§ Problem
Repeat the entries below, starting from the line that contains "lat-label: 50°N [22,184,62,203]" up to and including the line that contains "colorbar-label: -0.12 [523,573,559,589]", and nothing else.

§ Bounding box annotations
----------

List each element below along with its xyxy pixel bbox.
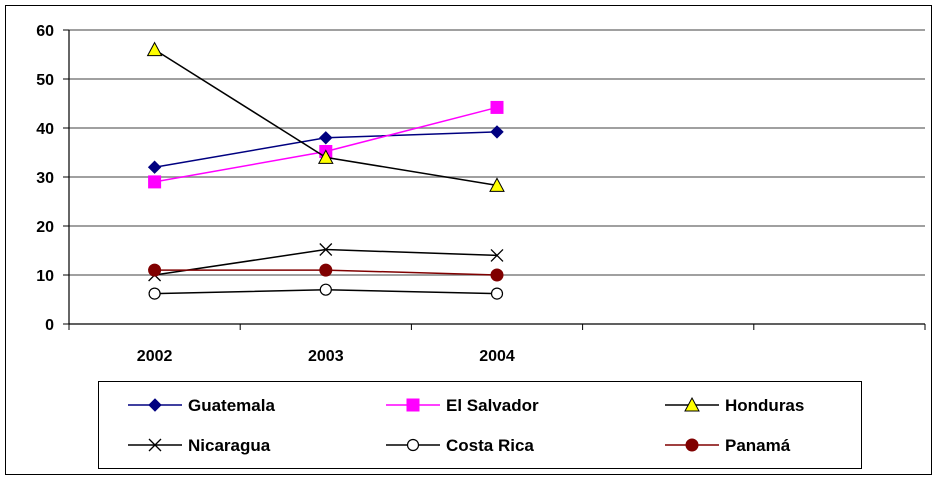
series-2 bbox=[146, 41, 505, 192]
legend-entry: Guatemala bbox=[128, 396, 275, 415]
legend-entry: Honduras bbox=[665, 396, 804, 415]
legend-entry: Costa Rica bbox=[386, 436, 534, 455]
legend-label: Honduras bbox=[725, 396, 804, 415]
data-point bbox=[317, 149, 334, 164]
y-tick-label: 0 bbox=[45, 317, 54, 334]
y-tick-label: 10 bbox=[36, 268, 54, 285]
legend-label: Nicaragua bbox=[188, 436, 271, 455]
data-point bbox=[147, 160, 162, 174]
data-point bbox=[489, 177, 505, 192]
legend-marker bbox=[406, 398, 420, 412]
y-tick-label: 40 bbox=[36, 121, 54, 138]
legend-label: El Salvador bbox=[446, 396, 539, 415]
legend-marker bbox=[406, 438, 420, 452]
y-tick-label: 20 bbox=[36, 219, 54, 236]
data-point bbox=[490, 268, 504, 282]
legend-marker bbox=[685, 438, 699, 452]
data-point bbox=[490, 125, 504, 139]
series-0 bbox=[147, 125, 504, 174]
data-point bbox=[148, 287, 161, 300]
data-point bbox=[148, 263, 162, 277]
x-tick-label: 2004 bbox=[479, 348, 515, 365]
data-point bbox=[319, 243, 333, 256]
y-tick-label: 30 bbox=[36, 170, 54, 187]
y-tick-label: 60 bbox=[36, 23, 54, 40]
data-point bbox=[490, 248, 504, 262]
legend-label: Costa Rica bbox=[446, 436, 534, 455]
legend-marker bbox=[148, 398, 162, 412]
x-tick-label: 2003 bbox=[308, 348, 344, 365]
data-point bbox=[146, 41, 163, 57]
data-point bbox=[319, 263, 333, 277]
legend-entry: Panamá bbox=[665, 436, 791, 455]
data-point bbox=[490, 100, 504, 114]
legend-box bbox=[98, 381, 862, 469]
series-5 bbox=[148, 263, 504, 282]
data-point bbox=[319, 283, 332, 296]
legend-entry: El Salvador bbox=[386, 396, 539, 415]
series-4 bbox=[148, 283, 504, 300]
legend-entry: Nicaragua bbox=[128, 436, 271, 455]
legend-marker bbox=[148, 438, 162, 452]
legend-label: Guatemala bbox=[188, 396, 275, 415]
data-point bbox=[490, 287, 504, 300]
legend-label: Panamá bbox=[725, 436, 791, 455]
y-tick-label: 50 bbox=[36, 72, 54, 89]
data-point bbox=[148, 175, 162, 189]
data-point bbox=[319, 131, 333, 145]
legend-marker bbox=[684, 396, 700, 412]
x-tick-label: 2002 bbox=[137, 348, 173, 365]
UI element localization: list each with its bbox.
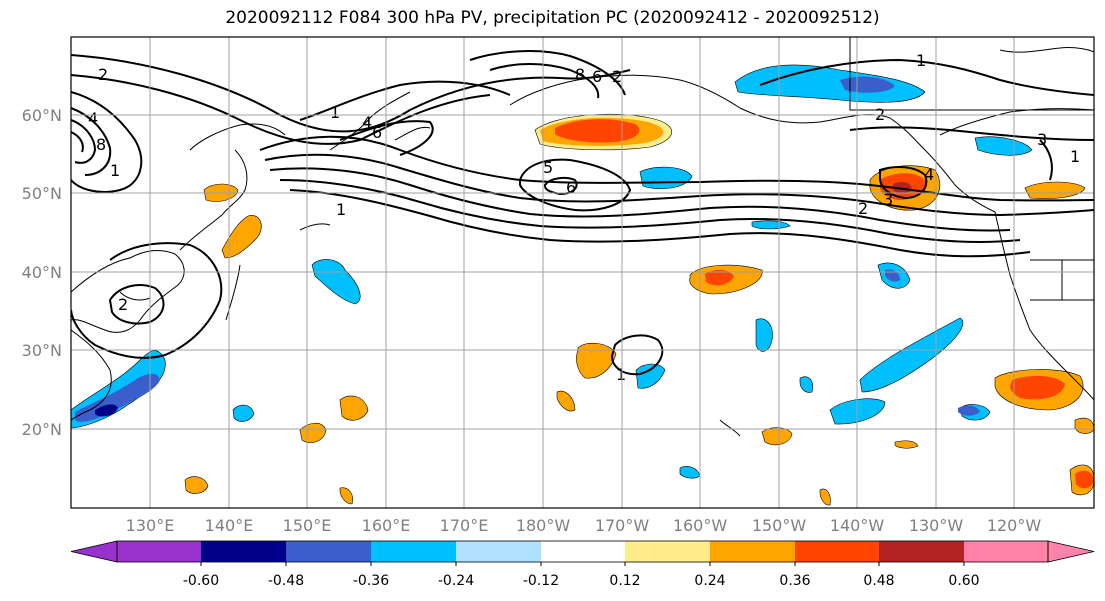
lat-label: 50°N [22,184,62,203]
contour-label: 3 [1037,130,1047,149]
colorbar-segment [541,541,625,562]
lon-label: 120°W [987,516,1042,535]
colorbar-extension-low [70,540,118,563]
colorbar-label: -0.48 [268,573,304,589]
colorbar-segment [117,541,201,562]
lon-label: 160°E [362,516,411,535]
lon-label: 170°E [440,516,489,535]
colorbar-extension-high [1047,540,1095,563]
colorbar-segment [710,541,795,562]
colorbar-segment [964,541,1048,562]
colorbar-segment [879,541,964,562]
gridlines [71,37,1094,508]
lat-label: 60°N [22,106,62,125]
colorbar-segment [456,541,541,562]
precipitation-shading [71,64,1094,506]
colorbar-segment [625,541,710,562]
lon-label: 160°W [673,516,728,535]
colorbar-label: 0.12 [609,573,640,589]
lon-label: 180°W [516,516,571,535]
contour-label: 8 [96,135,106,154]
colorbar-segment [201,541,286,562]
contour-label: 6 [566,178,576,197]
contour-label: 4 [362,113,372,132]
lon-label: 130°E [126,516,175,535]
colorbar-label: 0.48 [863,573,894,589]
colorbar-label: -0.36 [353,573,389,589]
lon-label: 170°W [595,516,650,535]
lon-label: 150°W [752,516,807,535]
lon-label: 130°W [909,516,964,535]
contour-label: 8 [575,65,585,84]
lon-label: 140°E [205,516,254,535]
colorbar-segments [70,540,1095,563]
colorbar-label: -0.12 [523,573,559,589]
latitude-labels: 60°N 50°N 40°N 30°N 20°N [22,106,62,439]
contour-label: 4 [88,109,98,128]
colorbar-segment [795,541,879,562]
contour-label: 3 [883,190,893,209]
contour-labels: 2 4 8 1 1 6 4 8 2 6 5 6 1 2 3 4 2 1 2 3 … [88,51,1080,384]
contour-label: 4 [924,165,934,184]
map-title: 2020092112 F084 300 hPa PV, precipitatio… [225,8,880,28]
lat-label: 40°N [22,263,62,282]
contour-label: 5 [543,158,553,177]
colorbar-outline [116,540,1049,563]
colorbar: -0.60 -0.48 -0.36 -0.24 -0.12 0.12 0.24 … [70,540,1095,589]
lon-label: 150°E [283,516,332,535]
coastlines [71,37,1094,437]
contour-label: 1 [916,51,926,70]
contour-label: 1 [336,200,346,219]
pv-contours [71,50,1094,376]
contour-label: 2 [98,65,108,84]
colorbar-segment [371,541,456,562]
lon-label: 140°W [830,516,885,535]
contour-label: 1 [330,103,340,122]
map-frame [70,36,1095,509]
contour-label: 2 [612,67,622,86]
colorbar-labels: -0.60 -0.48 -0.36 -0.24 -0.12 0.12 0.24 … [183,573,980,589]
contour-label: 1 [1070,147,1080,166]
colorbar-label: -0.60 [183,573,219,589]
contour-label: 6 [372,123,382,142]
contour-label: 6 [592,67,602,86]
contour-label: 1 [110,161,120,180]
colorbar-ticks [200,562,965,566]
colorbar-label: 0.60 [948,573,979,589]
lat-label: 20°N [22,420,62,439]
contour-label: 2 [118,295,128,314]
contour-label: 1 [616,365,626,384]
longitude-labels: 130°E 140°E 150°E 160°E 170°E 180°W 170°… [126,516,1042,535]
colorbar-label: 0.24 [694,573,725,589]
contour-label: 2 [858,199,868,218]
lat-label: 30°N [22,341,62,360]
colorbar-segment [286,541,371,562]
colorbar-label: -0.24 [438,573,474,589]
colorbar-label: 0.36 [779,573,810,589]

----------

§ Answer
lat-label: 50°N [22,184,62,203]
contour-label: 3 [1037,130,1047,149]
colorbar-segment [541,541,625,562]
lon-label: 120°W [987,516,1042,535]
colorbar-extension-low [70,540,118,563]
colorbar-label: -0.48 [268,573,304,589]
colorbar-segment [117,541,201,562]
lon-label: 160°E [362,516,411,535]
lon-label: 170°E [440,516,489,535]
colorbar-extension-high [1047,540,1095,563]
colorbar-segment [710,541,795,562]
colorbar-segment [964,541,1048,562]
colorbar-segment [879,541,964,562]
gridlines [71,37,1094,508]
lat-label: 60°N [22,106,62,125]
colorbar-segment [456,541,541,562]
precipitation-shading [71,64,1094,506]
colorbar-segment [625,541,710,562]
lon-label: 160°W [673,516,728,535]
colorbar-label: 0.12 [609,573,640,589]
lon-label: 180°W [516,516,571,535]
contour-label: 8 [96,135,106,154]
colorbar-segment [201,541,286,562]
contour-label: 6 [566,178,576,197]
contour-label: 4 [362,113,372,132]
lon-label: 130°E [126,516,175,535]
colorbar-label: 0.48 [863,573,894,589]
colorbar-label: -0.36 [353,573,389,589]
lon-label: 170°W [595,516,650,535]
lon-label: 150°W [752,516,807,535]
lon-label: 130°W [909,516,964,535]
contour-label: 8 [575,65,585,84]
lon-label: 140°E [205,516,254,535]
colorbar-segments [70,540,1095,563]
colorbar-label: -0.12 [523,573,559,589]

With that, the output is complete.